EXERCISE GOAL
From the material below, list every line containing "outer".

>> begin DATASET EXCERPTS

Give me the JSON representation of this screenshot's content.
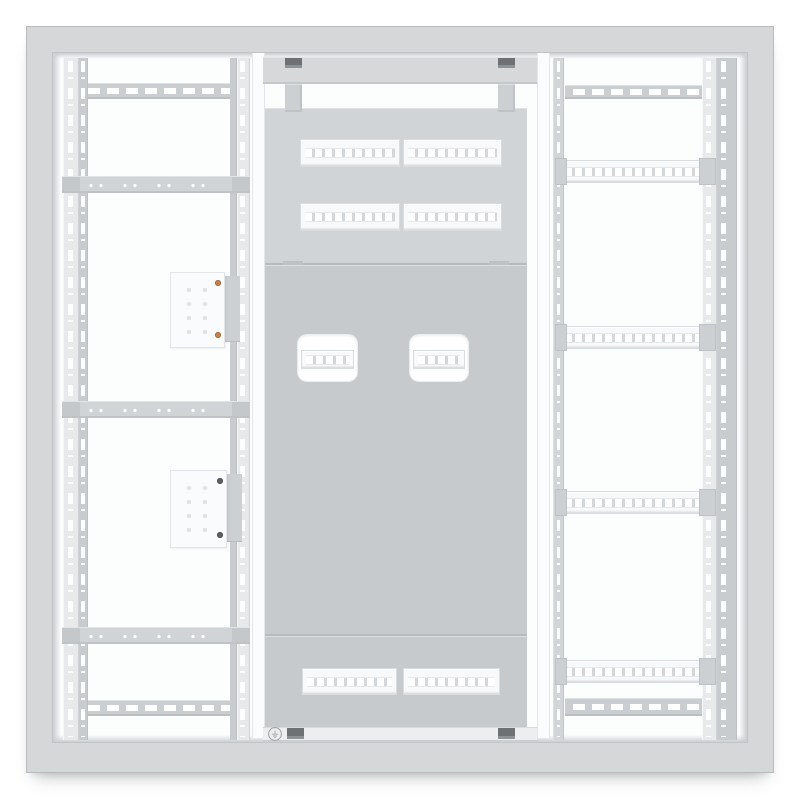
{
  "scene": {
    "object": "empty electrical distribution cabinet interior, front view render",
    "text_content": "none (image contains no readable text)",
    "symbols": [
      {
        "name": "earth-ground-symbol",
        "location": "bottom-left of center bay"
      }
    ]
  },
  "colors": {
    "background": "#ffffff",
    "frame": "#d5d7d9",
    "frame_edge": "#b9bcbe",
    "frame_inner_edge": "#c2c5c8",
    "interior": "#fcfdfd",
    "lip": "#cccfd2",
    "slotted_rail": "#cbced1",
    "strap": "#d1d4d6",
    "strap_tab": "#c5c8ca",
    "upright_face": "#e7e9eb",
    "upright_side": "#c9cccf",
    "upright_narrow": "#d3d6d8",
    "din": "#f7f9fa",
    "din_slot_gap": "#d4d7d9",
    "panel_upper": "#d1d4d6",
    "panel_main": "#c7cacd",
    "bottom_bar": "#eceef0",
    "notch": "#6e7174",
    "bracket": "#cdd0d3",
    "copper_screw": "#c5824d",
    "dark_screw": "#5f6366",
    "terminal_block": "#fafbfc",
    "hole_dot": "#e1e4e6",
    "symbol": "#a3a6a9"
  },
  "structure": {
    "uprights": [
      {
        "name": "left-bay-outer-upright",
        "x": 10,
        "y": 5,
        "w": 25,
        "h": 682,
        "parts": [
          {
            "kind": "face",
            "x": 0,
            "w": 16
          },
          {
            "kind": "side",
            "x": 16,
            "w": 9
          }
        ],
        "slots": [
          {
            "x": 5,
            "w": 5
          },
          {
            "x": 18,
            "w": 4
          }
        ]
      },
      {
        "name": "left-bay-inner-upright",
        "x": 177,
        "y": 5,
        "w": 20,
        "h": 682,
        "parts": [
          {
            "kind": "side",
            "x": 0,
            "w": 7
          },
          {
            "kind": "face",
            "x": 7,
            "w": 13
          }
        ],
        "slots": [
          {
            "x": 10,
            "w": 5
          }
        ]
      },
      {
        "name": "right-bay-inner-upright",
        "x": 500,
        "y": 5,
        "w": 11,
        "h": 682,
        "parts": [
          {
            "kind": "narrow",
            "x": 0,
            "w": 11
          }
        ],
        "slots": [
          {
            "x": 4,
            "w": 3
          }
        ]
      },
      {
        "name": "right-bay-outer-upright",
        "x": 649,
        "y": 5,
        "w": 35,
        "h": 682,
        "parts": [
          {
            "kind": "face",
            "x": 0,
            "w": 15
          },
          {
            "kind": "side",
            "x": 15,
            "w": 20
          }
        ],
        "slots": [
          {
            "x": 4,
            "w": 5
          },
          {
            "x": 19,
            "w": 5
          }
        ]
      }
    ],
    "rails": [
      {
        "name": "left-bay-top-slotted-rail",
        "type": "slotted",
        "x": 27,
        "y": 30,
        "w": 158,
        "h": 16
      },
      {
        "name": "left-bay-bottom-slotted-rail",
        "type": "slotted",
        "x": 27,
        "y": 647,
        "w": 158,
        "h": 16
      },
      {
        "name": "right-bay-top-slotted-rail",
        "type": "slotted",
        "x": 512,
        "y": 32,
        "w": 150,
        "h": 14
      },
      {
        "name": "right-bay-bottom-slotted-rail",
        "type": "slotted",
        "x": 512,
        "y": 645,
        "w": 152,
        "h": 18
      },
      {
        "name": "left-bay-cross-strap-1",
        "type": "strap",
        "x": 9,
        "y": 123,
        "w": 188,
        "h": 17
      },
      {
        "name": "left-bay-cross-strap-2",
        "type": "strap",
        "x": 9,
        "y": 348,
        "w": 188,
        "h": 17
      },
      {
        "name": "left-bay-cross-strap-3",
        "type": "strap",
        "x": 9,
        "y": 574,
        "w": 188,
        "h": 17
      },
      {
        "name": "right-bay-din-rail-1",
        "type": "din",
        "caps": true,
        "x": 507,
        "y": 107,
        "w": 143,
        "h": 21
      },
      {
        "name": "right-bay-din-rail-2",
        "type": "din",
        "caps": true,
        "x": 507,
        "y": 273,
        "w": 143,
        "h": 21
      },
      {
        "name": "right-bay-din-rail-3",
        "type": "din",
        "caps": true,
        "x": 507,
        "y": 438,
        "w": 143,
        "h": 21
      },
      {
        "name": "right-bay-din-rail-4",
        "type": "din",
        "caps": true,
        "x": 507,
        "y": 607,
        "w": 143,
        "h": 21
      },
      {
        "name": "center-din-row1-left",
        "type": "din",
        "x": 247,
        "y": 86,
        "w": 98,
        "h": 26
      },
      {
        "name": "center-din-row1-right",
        "type": "din",
        "x": 350,
        "y": 86,
        "w": 97,
        "h": 26
      },
      {
        "name": "center-din-row2-left",
        "type": "din",
        "x": 247,
        "y": 150,
        "w": 98,
        "h": 26
      },
      {
        "name": "center-din-row2-right",
        "type": "din",
        "x": 350,
        "y": 150,
        "w": 97,
        "h": 26
      },
      {
        "name": "center-din-bottom-left",
        "type": "din",
        "x": 249,
        "y": 615,
        "w": 93,
        "h": 25
      },
      {
        "name": "center-din-bottom-right",
        "type": "din",
        "x": 350,
        "y": 615,
        "w": 95,
        "h": 25
      }
    ],
    "cutouts": [
      {
        "name": "panel-cutout-left",
        "x": 245,
        "y": 282,
        "w": 59,
        "h": 46
      },
      {
        "name": "panel-cutout-right",
        "x": 357,
        "y": 282,
        "w": 58,
        "h": 46
      }
    ],
    "terminal_blocks": [
      {
        "name": "terminal-block-top",
        "x": 117,
        "y": 219,
        "w": 53,
        "h": 74,
        "plate": {
          "x": 165,
          "y": 223,
          "w": 22,
          "h": 66
        },
        "screw": "copper"
      },
      {
        "name": "terminal-block-bottom",
        "x": 117,
        "y": 417,
        "w": 55,
        "h": 76,
        "plate": {
          "x": 167,
          "y": 421,
          "w": 22,
          "h": 68
        },
        "screw": "dark"
      }
    ],
    "hangers": [
      {
        "x": 232,
        "y": 31
      },
      {
        "x": 445,
        "y": 31
      }
    ],
    "notches_top": [
      {
        "x": 232,
        "y": 5
      },
      {
        "x": 445,
        "y": 5
      }
    ],
    "notches_bottom": [
      {
        "x": 234,
        "y": 675
      },
      {
        "x": 445,
        "y": 675
      }
    ],
    "ground_symbol": {
      "x": 214,
      "y": 673
    }
  }
}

>> end DATASET EXCERPTS

COMPLETE RESPONSE
        "name": "left-bay-outer-upright",
        "name": "right-bay-outer-upright",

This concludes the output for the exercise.